_Exercise instructions_. Count the lines in the records below that contain the word "pulle", and give only that number.

- - - - -

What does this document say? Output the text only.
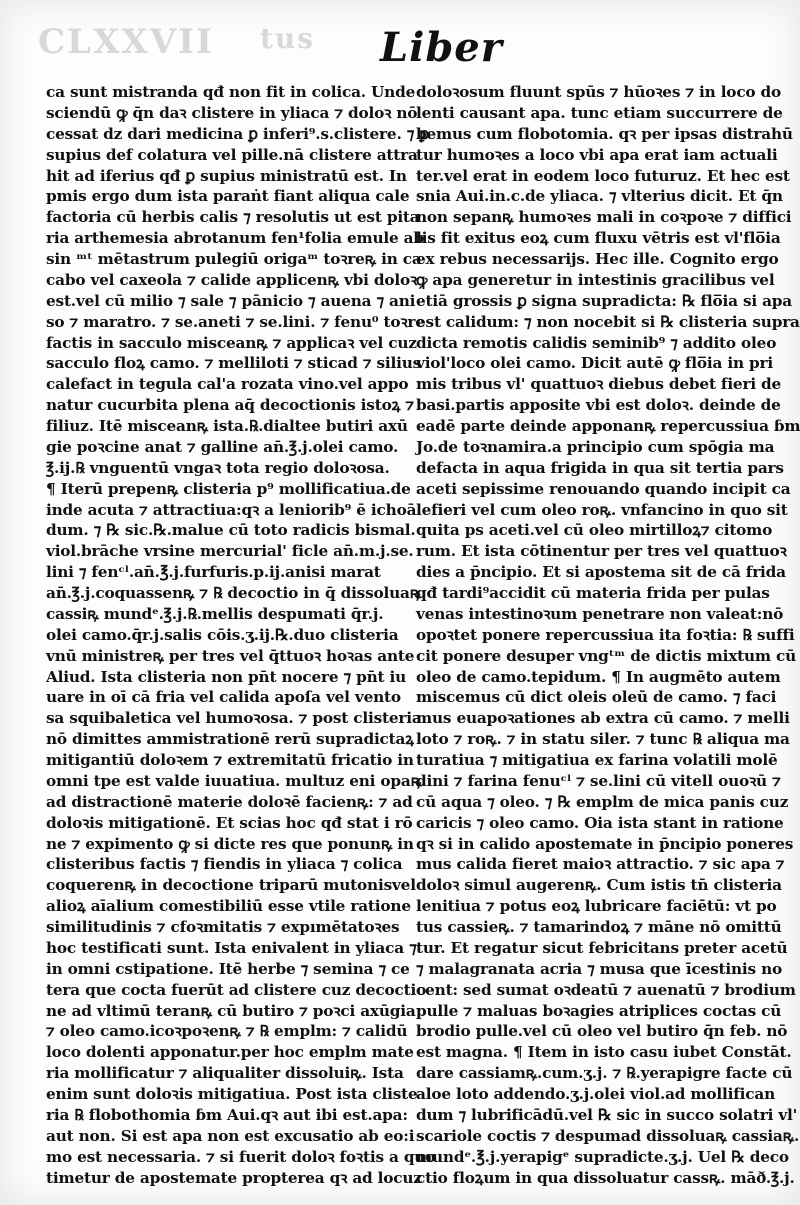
CLXXVII tus Liber
ca sunt mistranda qđ non fit in colica. Unde
sciendū ꝙ q̄n daꝛ clistere in yliaca ⁊ doloꝛ nō
cessat dz dari medicina ꝑ inferi⁹.s.clistere. ⁊ ꝑ
supius def colatura vel pille.nā clistere attra
hit ad iferius qđ ꝑ supius ministratū est. In
pmis ergo dum ista paraṅt fiant aliqua cale
factoria cū herbis calis ⁊ resolutis ut est pita
ria arthemesia abrotanum fen¹folia emule ab
sin ᵐᵗ mētastrum pulegiū origaᵐ toꝛreꝶ in ca
cabo vel caxeola ⁊ calide applicenꝶ vbi doloꝛ
est.vel cū milio ⁊ sale ⁊ pānicio ⁊ auena ⁊ ani
so ⁊ maratro. ⁊ se.aneti ⁊ se.lini. ⁊ fenu⁰ toꝛre
factis in sacculo misceanꝶ ⁊ applicaꝛ vel cuz
sacculo floꝝ camo. ⁊ melliloti ⁊ sticad ⁊ silius
calefact in tegula cal'a rozata vino.vel appo
natur cucurbita plena aq̄ decoctionis istoꝝ ⁊
filiuz. Itē misceanꝶ ista.℞.dialtee butiri axū
gie poꝛcine anat ⁊ galline an̄.℥.j.olei camo.
℥.ij.℞ vnguentū vngaꝛ tota regio doloꝛosa.
¶ Iterū prepenꝶ clisteria p⁹ mollificatiua.de
inde acuta ⁊ attractiua:qꝛ a leniorib⁹ ē ichoā
dum. ⁊ ℞ sic.℞.malue cū toto radicis bismal.
viol.brāche vrsine mercurial' ficle an̄.m.j.se.
lini ⁊ fenᶜˡ.an̄.℥.j.furfuris.p.ij.anisi marat
an̄.℥.j.coquassenꝶ ⁊ ℞ decoctio in q̄ dissoluaꝶ
cassiꝶ mundᵉ.℥.j.℞.mellis despumati q̄r.j.
olei camo.q̄r.j.salis cōis.ʒ.ij.℞.duo clisteria
vnū ministreꝶ per tres vel q̄ttuoꝛ hoꝛas ante
Aliud. Ista clisteria non pn̄t nocere ⁊ pn̄t iu
uare in oī cā fria vel calida apoſa vel vento
sa squibaletica vel humoꝛosa. ⁊ post clisteria
nō dimittes ammistrationē rerū supradictaꝝ
mitigantiū doloꝛem ⁊ extremitatū fricatio in
omni tpe est valde iuuatiua. multuz eni opaꝶ
ad distractionē materie doloꝛē facienꝶ: ⁊ ad
doloꝛis mitigationē. Et scias hoc qđ stat i rō
ne ⁊ expimento ꝙ si dicte res que ponunꝶ in
clisteribus factis ⁊ fiendis in yliaca ⁊ colica
coquerenꝶ in decoctione triparū mutonisvel
alioꝝ aīalium comestibiliū esse vtile ratione
similitudinis ⁊ cfoꝛmitatis ⁊ expımētatoꝛes
hoc testificati sunt. Ista enivalent in yliaca ⁊
in omni cstipatione. Itē herbe ⁊ semina ⁊ ce
tera que cocta fuerūt ad clistere cuz decoctio
ne ad vltimū teranꝶ cū butiro ⁊ poꝛci axūgia
⁊ oleo camo.icoꝛpoꝛenꝶ ⁊ ℞ emplm: ⁊ calidū
loco dolenti apponatur.per hoc emplm mate
ria mollificatur ⁊ aliqualiter dissoluiꝶ. Ista
enim sunt doloꝛis mitigatiua. Post ista cliste
ria ℞ flobothomia ɓm Aui.qꝛ aut ibi est.apa:
aut non. Si est apa non est excusatio ab eo:i
mo est necessaria. ⁊ si fuerit doloꝛ foꝛtis a quo
timetur de apostemate propterea qꝛ ad locuz
doloꝛosum fluunt spūs ⁊ hūoꝛes ⁊ in loco do
lenti causant apa. tunc etiam succurrere de
bemus cum flobotomia. qꝛ per ipsas distrahū
tur humoꝛes a loco vbi apa erat iam actuali
ter.vel erat in eodem loco futuruz. Et hec est
snia Aui.in.c.de yliaca. ⁊ vlterius dicit. Et q̄n
non sepanꝶ humoꝛes mali in coꝛpoꝛe ⁊ diffici
lis fit exitus eoꝝ cum fluxu vētris est vl'flo̅ia
ex rebus necessarijs. Hec ille. Cognito ergo
ꝙ apa generetur in intestinis gracilibus vel
etiā grossis ꝑ signa supradicta: ℞ flo̅ia si apa
est calidum: ⁊ non nocebit si ℞ clisteria supra
dicta remotis calidis seminib⁹ ⁊ addito oleo
viol'loco olei camo. Dicit autē ꝙ flo̅ia in pri
mis tribus vl' quattuoꝛ diebus debet fieri de
basi.partis apposite vbi est doloꝛ. deinde de
eadē parte deinde apponanꝶ repercussiua ɓm
Jo.de toꝛnamira.a principio cum spōgia ma
defacta in aqua frigida in qua sit tertia pars
aceti sepissime renouando quando incipit ca
lefieri vel cum oleo roꝶ. vnfancino in quo sit
quita ps aceti.vel cū oleo mirtilloꝝ⁊ citomo
rum. Et ista cōtinentur per tres vel quattuoꝛ
dies a p̄ncipio. Et si apostema sit de cā frida
qđ tardi⁹accidit cū materia frida per pulas
venas intestinoꝛum penetrare non valeat:nō
opoꝛtet ponere repercussiua ita foꝛtia: ℞ suffi
cit ponere desuper vngᵗᵐ de dictis mixtum cū
oleo de camo.tepidum. ¶ In augmēto autem
miscemus cū dict oleis oleū de camo. ⁊ faci
mus euapoꝛationes ab extra cū camo. ⁊ melli
loto ⁊ roꝶ. ⁊ in statu siler. ⁊ tunc ℞ aliqua ma
turatiua ⁊ mitigatiua ex farina volatili molē
dini ⁊ farina fenuᶜˡ ⁊ se.lini cū vitell ouoꝛū ⁊
cū aqua ⁊ oleo. ⁊ ℞ emplm de mica panis cuz
caricis ⁊ oleo camo. Oia ista stant in ratione
qꝛ si in calido apostemate in p̄ncipio poneres
mus calida fieret maioꝛ attractio. ⁊ sic apa ⁊
doloꝛ simul augerenꝶ. Cum istis tn̄ clisteria
lenitiua ⁊ potus eoꝝ lubricare faciētū: vt po
tus cassieꝶ. ⁊ tamarindoꝝ ⁊ māne nō omittū
tur. Et regatur sicut febricitans preter acetū
⁊ malagranata acria ⁊ musa que īcestinis no
cent: sed sumat oꝛdeatū ⁊ auenatū ⁊ brodium
pulle ⁊ maluas boꝛagies atriplices coctas cū
brodio pulle.vel cū oleo vel butiro q̄n feb. nō
est magna. ¶ Item in isto casu iubet Constāt.
dare cassiamꝶ.cum.ʒ.j. ⁊ ℞.yerapigre facte cū
aloe loto addendo.ʒ.j.olei viol.ad mollifican
dum ⁊ lubrificādū.vel ℞ sic in succo solatri vl'
scariole coctis ⁊ despumad dissoluaꝶ cassiaꝶ.
mundᵉ.℥.j.yerapigᵉ supradicte.ʒ.j. Uel ℞ deco
ctio floꝝum in qua dissoluatur cassꝶ. māð.℥.j.
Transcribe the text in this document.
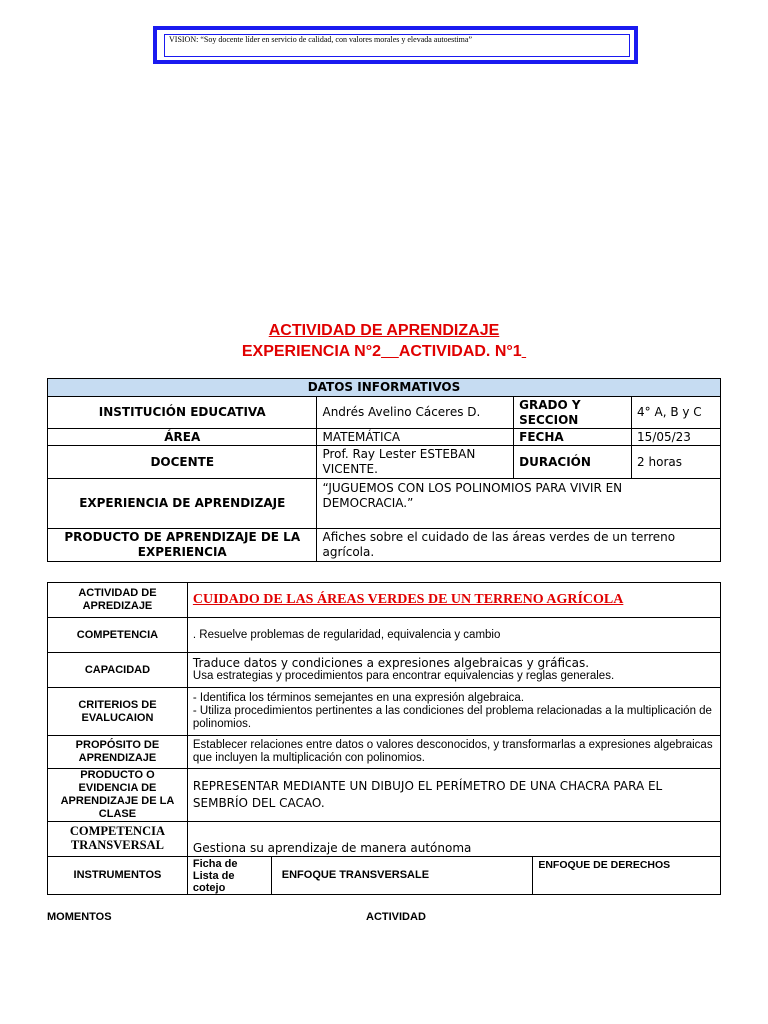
VISION: “Soy docente líder en servicio de calidad, con valores morales y elevada autoestima”
ACTIVIDAD DE APRENDIZAJE
EXPERIENCIA N°2 ACTIVIDAD. N°1
DATOS INFORMATIVOS			
INSTITUCIÓN EDUCATIVA	Andrés Avelino Cáceres D.	GRADO Y SECCION	4° A, B y C
ÁREA	MATEMÁTICA	FECHA	15/05/23
DOCENTE	Prof. Ray Lester ESTEBAN VICENTE.	DURACIÓN	2 horas
EXPERIENCIA DE APRENDIZAJE	“JUGUEMOS CON LOS POLINOMIOS PARA VIVIR EN DEMOCRACIA.”		
PRODUCTO DE APRENDIZAJE DE LA EXPERIENCIA	Afiches sobre el cuidado de las áreas verdes de un terreno agrícola.		
ACTIVIDAD DE APREDIZAJE	CUIDADO DE LAS ÁREAS VERDES DE UN TERRENO AGRÍCOLA		
COMPETENCIA	. Resuelve problemas de regularidad, equivalencia y cambio		
CAPACIDAD	Traduce datos y condiciones a expresiones algebraicas y gráficas.
Usa estrategias y procedimientos para encontrar equivalencias y reglas generales.		

CRITERIOS DE EVALUCAION	- Identifica los términos semejantes en una expresión algebraica.
- Utiliza procedimientos pertinentes a las condiciones del problema relacionadas a la multiplicación de polinomios.		

PROPÓSITO DE APRENDIZAJE	Establecer relaciones entre datos o valores desconocidos, y transformarlas a expresiones algebraicas que incluyen la multiplicación con polinomios.		
PRODUCTO O EVIDENCIA DE APRENDIZAJE DE LA CLASE	REPRESENTAR MEDIANTE UN DIBUJO EL PERÍMETRO DE UNA CHACRA PARA EL SEMBRÍO DEL CACAO.		
COMPETENCIA TRANSVERSAL	Gestiona su aprendizaje de manera autónoma		
INSTRUMENTOS	Ficha de Lista de cotejo	ENFOQUE TRANSVERSALE	ENFOQUE DE DERECHOS
MOMENTOS	ACTIVIDAD
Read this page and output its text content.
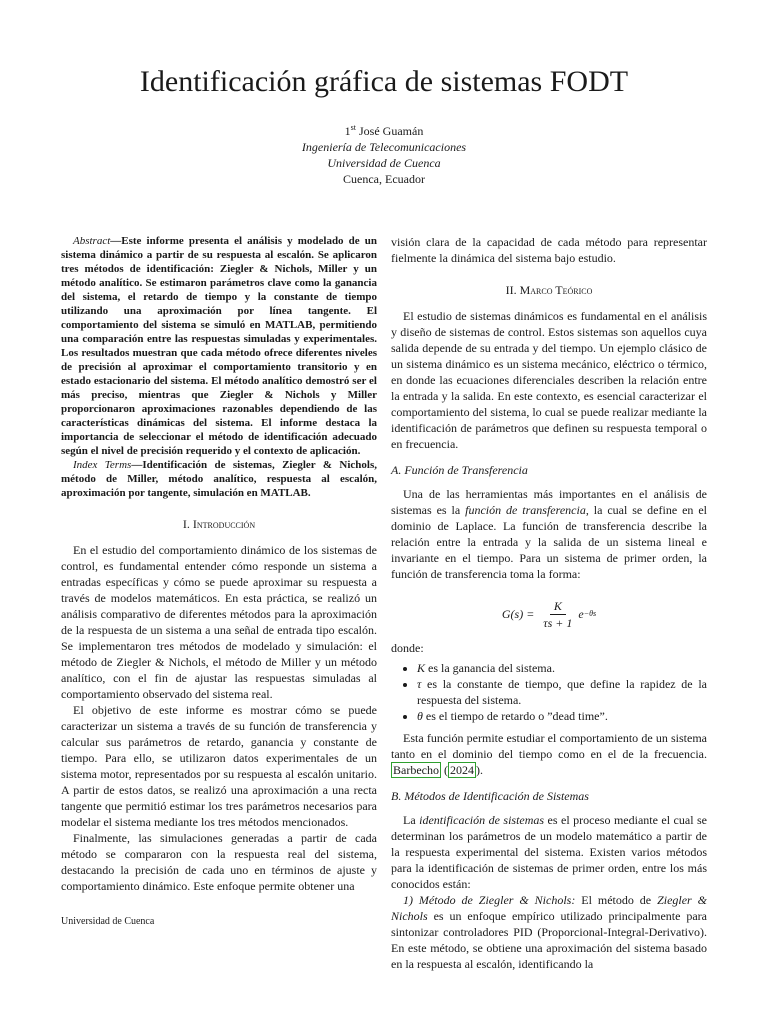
Identificación gráfica de sistemas FODT
1st José Guamán
Ingeniería de Telecomunicaciones
Universidad de Cuenca
Cuenca, Ecuador

Abstract—Este informe presenta el análisis y modelado de un sistema dinámico a partir de su respuesta al escalón. Se aplicaron tres métodos de identificación: Ziegler & Nichols, Miller y un método analítico. Se estimaron parámetros clave como la ganancia del sistema, el retardo de tiempo y la constante de tiempo utilizando una aproximación por línea tangente. El comportamiento del sistema se simuló en MATLAB, permitiendo una comparación entre las respuestas simuladas y experimentales. Los resultados muestran que cada método ofrece diferentes niveles de precisión al aproximar el comportamiento transitorio y en estado estacionario del sistema. El método analítico demostró ser el más preciso, mientras que Ziegler & Nichols y Miller proporcionaron aproximaciones razonables dependiendo de las características dinámicas del sistema. El informe destaca la importancia de seleccionar el método de identificación adecuado según el nivel de precisión requerido y el contexto de aplicación.

Index Terms—Identificación de sistemas, Ziegler & Nichols, método de Miller, método analítico, respuesta al escalón, aproximación por tangente, simulación en MATLAB.

I. Introducción

En el estudio del comportamiento dinámico de los sistemas de control, es fundamental entender cómo responde un sistema a entradas específicas y cómo se puede aproximar su respuesta a través de modelos matemáticos. En esta práctica, se realizó un análisis comparativo de diferentes métodos para la aproximación de la respuesta de un sistema a una señal de entrada tipo escalón. Se implementaron tres métodos de modelado y simulación: el método de Ziegler & Nichols, el método de Miller y un método analítico, con el fin de ajustar las respuestas simuladas al comportamiento observado del sistema real.

El objetivo de este informe es mostrar cómo se puede caracterizar un sistema a través de su función de transferencia y calcular sus parámetros de retardo, ganancia y constante de tiempo. Para ello, se utilizaron datos experimentales de un sistema motor, representados por su respuesta al escalón unitario. A partir de estos datos, se realizó una aproximación a una recta tangente que permitió estimar los tres parámetros necesarios para modelar el sistema mediante los tres métodos mencionados.

Finalmente, las simulaciones generadas a partir de cada método se compararon con la respuesta real del sistema, destacando la precisión de cada uno en términos de ajuste y comportamiento dinámico. Este enfoque permite obtener una

visión clara de la capacidad de cada método para representar fielmente la dinámica del sistema bajo estudio.

II. Marco Teórico

El estudio de sistemas dinámicos es fundamental en el análisis y diseño de sistemas de control. Estos sistemas son aquellos cuya salida depende de su entrada y del tiempo. Un ejemplo clásico de un sistema dinámico es un sistema mecánico, eléctrico o térmico, en donde las ecuaciones diferenciales describen la relación entre la entrada y la salida. En este contexto, es esencial caracterizar el comportamiento del sistema, lo cual se puede realizar mediante la identificación de parámetros que definen su respuesta temporal o en frecuencia.

A. Función de Transferencia

Una de las herramientas más importantes en el análisis de sistemas es la función de transferencia, la cual se define en el dominio de Laplace. La función de transferencia describe la relación entre la entrada y la salida de un sistema lineal e invariante en el tiempo. Para un sistema de primer orden, la función de transferencia toma la forma:

G(s) =
$\frac{K}{\tau s + 1}$ e −θs

donde:

• K es la ganancia del sistema.
• τ es la constante de tiempo, que define la rapidez de la respuesta del sistema.
• θ es el tiempo de retardo o ”dead time”.

Esta función permite estudiar el comportamiento de un sistema tanto en el dominio del tiempo como en el de la frecuencia. Barbecho ( 2024 ).

B. Métodos de Identificación de Sistemas

La identificación de sistemas es el proceso mediante el cual se determinan los parámetros de un modelo matemático a partir de la respuesta experimental del sistema. Existen varios métodos para la identificación de sistemas de primer orden, entre los más conocidos están:

1) Método de Ziegler & Nichols: El método de Ziegler & Nichols es un enfoque empírico utilizado principalmente para sintonizar controladores PID (Proporcional-Integral-Derivativo). En este método, se obtiene una aproximación del sistema basado en la respuesta al escalón, identificando la

Universidad de Cuenca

- - - - -

_Task solution_. 2